[START OF DATA IN THIS EXERCISE]
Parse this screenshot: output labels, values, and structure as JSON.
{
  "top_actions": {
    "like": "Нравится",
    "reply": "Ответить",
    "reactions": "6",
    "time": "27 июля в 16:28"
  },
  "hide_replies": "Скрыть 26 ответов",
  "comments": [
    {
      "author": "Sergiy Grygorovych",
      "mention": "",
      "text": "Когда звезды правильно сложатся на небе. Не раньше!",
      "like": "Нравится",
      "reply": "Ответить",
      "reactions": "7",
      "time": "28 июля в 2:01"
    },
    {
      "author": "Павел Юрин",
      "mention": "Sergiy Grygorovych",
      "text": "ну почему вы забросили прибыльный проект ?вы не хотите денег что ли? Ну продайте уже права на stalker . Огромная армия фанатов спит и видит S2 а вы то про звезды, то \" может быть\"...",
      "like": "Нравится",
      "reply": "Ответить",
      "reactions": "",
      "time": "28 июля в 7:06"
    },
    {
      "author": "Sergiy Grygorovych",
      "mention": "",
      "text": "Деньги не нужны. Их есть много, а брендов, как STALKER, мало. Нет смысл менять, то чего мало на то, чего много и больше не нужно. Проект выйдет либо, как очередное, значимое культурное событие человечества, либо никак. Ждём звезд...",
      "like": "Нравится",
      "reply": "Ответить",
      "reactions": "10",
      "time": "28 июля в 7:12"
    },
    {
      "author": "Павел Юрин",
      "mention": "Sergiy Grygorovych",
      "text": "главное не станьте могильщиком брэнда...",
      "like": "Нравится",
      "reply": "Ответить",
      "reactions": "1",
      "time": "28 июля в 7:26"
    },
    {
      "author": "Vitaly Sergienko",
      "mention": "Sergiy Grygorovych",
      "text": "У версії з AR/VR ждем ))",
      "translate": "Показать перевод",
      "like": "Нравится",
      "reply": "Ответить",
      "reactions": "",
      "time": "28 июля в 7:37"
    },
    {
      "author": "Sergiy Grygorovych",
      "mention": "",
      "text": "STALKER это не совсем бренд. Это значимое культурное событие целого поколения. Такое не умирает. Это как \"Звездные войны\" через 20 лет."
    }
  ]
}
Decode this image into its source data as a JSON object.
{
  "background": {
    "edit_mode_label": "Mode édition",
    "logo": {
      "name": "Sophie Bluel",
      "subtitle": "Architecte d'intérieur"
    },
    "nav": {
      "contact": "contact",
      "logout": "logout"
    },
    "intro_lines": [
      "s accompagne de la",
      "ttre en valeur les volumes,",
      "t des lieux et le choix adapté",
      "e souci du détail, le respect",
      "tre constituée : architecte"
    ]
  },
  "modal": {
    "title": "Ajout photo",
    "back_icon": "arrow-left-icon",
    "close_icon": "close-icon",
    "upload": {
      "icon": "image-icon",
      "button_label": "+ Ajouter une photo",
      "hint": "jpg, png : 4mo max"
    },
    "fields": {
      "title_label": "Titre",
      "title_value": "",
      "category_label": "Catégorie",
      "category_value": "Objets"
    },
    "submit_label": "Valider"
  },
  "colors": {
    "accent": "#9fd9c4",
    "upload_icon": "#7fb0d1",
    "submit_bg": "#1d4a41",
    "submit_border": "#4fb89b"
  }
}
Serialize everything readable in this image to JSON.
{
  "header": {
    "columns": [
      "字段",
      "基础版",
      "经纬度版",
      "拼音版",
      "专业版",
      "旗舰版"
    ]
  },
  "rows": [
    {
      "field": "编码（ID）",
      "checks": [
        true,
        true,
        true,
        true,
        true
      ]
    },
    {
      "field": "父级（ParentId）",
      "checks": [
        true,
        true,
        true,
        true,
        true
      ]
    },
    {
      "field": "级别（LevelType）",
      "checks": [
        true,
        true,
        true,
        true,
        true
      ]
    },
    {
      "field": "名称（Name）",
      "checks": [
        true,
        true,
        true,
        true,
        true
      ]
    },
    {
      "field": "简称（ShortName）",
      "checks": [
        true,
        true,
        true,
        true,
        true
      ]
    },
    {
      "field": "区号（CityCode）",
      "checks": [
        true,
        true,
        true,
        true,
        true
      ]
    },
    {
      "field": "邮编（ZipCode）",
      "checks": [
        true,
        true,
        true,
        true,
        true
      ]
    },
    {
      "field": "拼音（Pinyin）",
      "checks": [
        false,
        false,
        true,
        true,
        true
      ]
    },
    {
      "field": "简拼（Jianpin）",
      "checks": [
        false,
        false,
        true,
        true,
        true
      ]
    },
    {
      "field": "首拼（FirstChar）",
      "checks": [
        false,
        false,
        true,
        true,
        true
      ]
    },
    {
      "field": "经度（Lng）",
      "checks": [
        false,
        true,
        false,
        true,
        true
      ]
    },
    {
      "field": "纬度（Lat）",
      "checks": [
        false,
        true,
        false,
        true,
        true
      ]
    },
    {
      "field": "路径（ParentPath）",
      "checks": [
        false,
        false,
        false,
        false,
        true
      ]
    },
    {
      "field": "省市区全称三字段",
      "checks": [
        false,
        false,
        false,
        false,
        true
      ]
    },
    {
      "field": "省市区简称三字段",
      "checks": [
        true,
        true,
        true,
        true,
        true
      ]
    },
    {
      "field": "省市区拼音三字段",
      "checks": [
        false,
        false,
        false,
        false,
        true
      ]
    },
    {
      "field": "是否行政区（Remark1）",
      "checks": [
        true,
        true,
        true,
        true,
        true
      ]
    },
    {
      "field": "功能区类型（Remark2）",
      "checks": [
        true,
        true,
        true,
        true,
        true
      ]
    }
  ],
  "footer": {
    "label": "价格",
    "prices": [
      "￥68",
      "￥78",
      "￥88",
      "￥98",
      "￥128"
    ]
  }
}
[END OF DATA IN THIS EXERCISE]
Return all of the data exactly as it reads.

EXERCISE OUTPUT ▸
Parse this screenshot: output labels, values, and structure as JSON.
{
  "top_actions": {
    "like": "Нравится",
    "reply": "Ответить",
    "reactions": "6",
    "time": "27 июля в 16:28"
  },
  "hide_replies": "Скрыть 26 ответов",
  "comments": [
    {
      "author": "Sergiy Grygorovych",
      "mention": "",
      "text": "Когда звезды правильно сложатся на небе. Не раньше!",
      "like": "Нравится",
      "reply": "Ответить",
      "reactions": "7",
      "time": "28 июля в 2:01"
    },
    {
      "author": "Павел Юрин",
      "mention": "Sergiy Grygorovych",
      "text": "ну почему вы забросили прибыльный проект ?вы не хотите денег что ли? Ну продайте уже права на stalker . Огромная армия фанатов спит и видит S2 а вы то про звезды, то \" может быть\"...",
      "like": "Нравится",
      "reply": "Ответить",
      "reactions": "",
      "time": "28 июля в 7:06"
    },
    {
      "author": "Sergiy Grygorovych",
      "mention": "",
      "text": "Деньги не нужны. Их есть много, а брендов, как STALKER, мало. Нет смысл менять, то чего мало на то, чего много и больше не нужно. Проект выйдет либо, как очередное, значимое культурное событие человечества, либо никак. Ждём звезд...",
      "like": "Нравится",
      "reply": "Ответить",
      "reactions": "10",
      "time": "28 июля в 7:12"
    },
    {
      "author": "Павел Юрин",
      "mention": "Sergiy Grygorovych",
      "text": "главное не станьте могильщиком брэнда...",
      "like": "Нравится",
      "reply": "Ответить",
      "reactions": "1",
      "time": "28 июля в 7:26"
    },
    {
      "author": "Vitaly Sergienko",
      "mention": "Sergiy Grygorovych",
      "text": "У версії з AR/VR ждем ))",
      "translate": "Показать перевод",
      "like": "Нравится",
      "reply": "Ответить",
      "reactions": "",
      "time": "28 июля в 7:37"
    },
    {
      "author": "Sergiy Grygorovych",
      "mention": "",
      "text": "STALKER это не совсем бренд. Это значимое культурное событие целого поколения. Такое не умирает. Это как \"Звездные войны\" через 20 лет."
    }
  ]
}
Decode this image into its source data as a JSON object.
{
  "background": {
    "edit_mode_label": "Mode édition",
    "logo": {
      "name": "Sophie Bluel",
      "subtitle": "Architecte d'intérieur"
    },
    "nav": {
      "contact": "contact",
      "logout": "logout"
    },
    "intro_lines": [
      "s accompagne de la",
      "ttre en valeur les volumes,",
      "t des lieux et le choix adapté",
      "e souci du détail, le respect",
      "tre constituée : architecte"
    ]
  },
  "modal": {
    "title": "Ajout photo",
    "back_icon": "arrow-left-icon",
    "close_icon": "close-icon",
    "upload": {
      "icon": "image-icon",
      "button_label": "+ Ajouter une photo",
      "hint": "jpg, png : 4mo max"
    },
    "fields": {
      "title_label": "Titre",
      "title_value": "",
      "category_label": "Catégorie",
      "category_value": "Objets"
    },
    "submit_label": "Valider"
  },
  "colors": {
    "accent": "#9fd9c4",
    "upload_icon": "#7fb0d1",
    "submit_bg": "#1d4a41",
    "submit_border": "#4fb89b"
  }
}
Serialize everything readable in this image to JSON.
{
  "header": {
    "columns": [
      "字段",
      "基础版",
      "经纬度版",
      "拼音版",
      "专业版",
      "旗舰版"
    ]
  },
  "rows": [
    {
      "field": "编码（ID）",
      "checks": [
        true,
        true,
        true,
        true,
        true
      ]
    },
    {
      "field": "父级（ParentId）",
      "checks": [
        true,
        true,
        true,
        true,
        true
      ]
    },
    {
      "field": "级别（LevelType）",
      "checks": [
        true,
        true,
        true,
        true,
        true
      ]
    },
    {
      "field": "名称（Name）",
      "checks": [
        true,
        true,
        true,
        true,
        true
      ]
    },
    {
      "field": "简称（ShortName）",
      "checks": [
        true,
        true,
        true,
        true,
        true
      ]
    },
    {
      "field": "区号（CityCode）",
      "checks": [
        true,
        true,
        true,
        true,
        true
      ]
    },
    {
      "field": "邮编（ZipCode）",
      "checks": [
        true,
        true,
        true,
        true,
        true
      ]
    },
    {
      "field": "拼音（Pinyin）",
      "checks": [
        false,
        false,
        true,
        true,
        true
      ]
    },
    {
      "field": "简拼（Jianpin）",
      "checks": [
        false,
        false,
        true,
        true,
        true
      ]
    },
    {
      "field": "首拼（FirstChar）",
      "checks": [
        false,
        false,
        true,
        true,
        true
      ]
    },
    {
      "field": "经度（Lng）",
      "checks": [
        false,
        true,
        false,
        true,
        true
      ]
    },
    {
      "field": "纬度（Lat）",
      "checks": [
        false,
        true,
        false,
        true,
        true
      ]
    },
    {
      "field": "路径（ParentPath）",
      "checks": [
        false,
        false,
        false,
        false,
        true
      ]
    },
    {
      "field": "省市区全称三字段",
      "checks": [
        false,
        false,
        false,
        false,
        true
      ]
    },
    {
      "field": "省市区简称三字段",
      "checks": [
        true,
        true,
        true,
        true,
        true
      ]
    },
    {
      "field": "省市区拼音三字段",
      "checks": [
        false,
        false,
        false,
        false,
        true
      ]
    },
    {
      "field": "是否行政区（Remark1）",
      "checks": [
        true,
        true,
        true,
        true,
        true
      ]
    },
    {
      "field": "功能区类型（Remark2）",
      "checks": [
        true,
        true,
        true,
        true,
        true
      ]
    }
  ],
  "footer": {
    "label": "价格",
    "prices": [
      "￥68",
      "￥78",
      "￥88",
      "￥98",
      "￥128"
    ]
  }
}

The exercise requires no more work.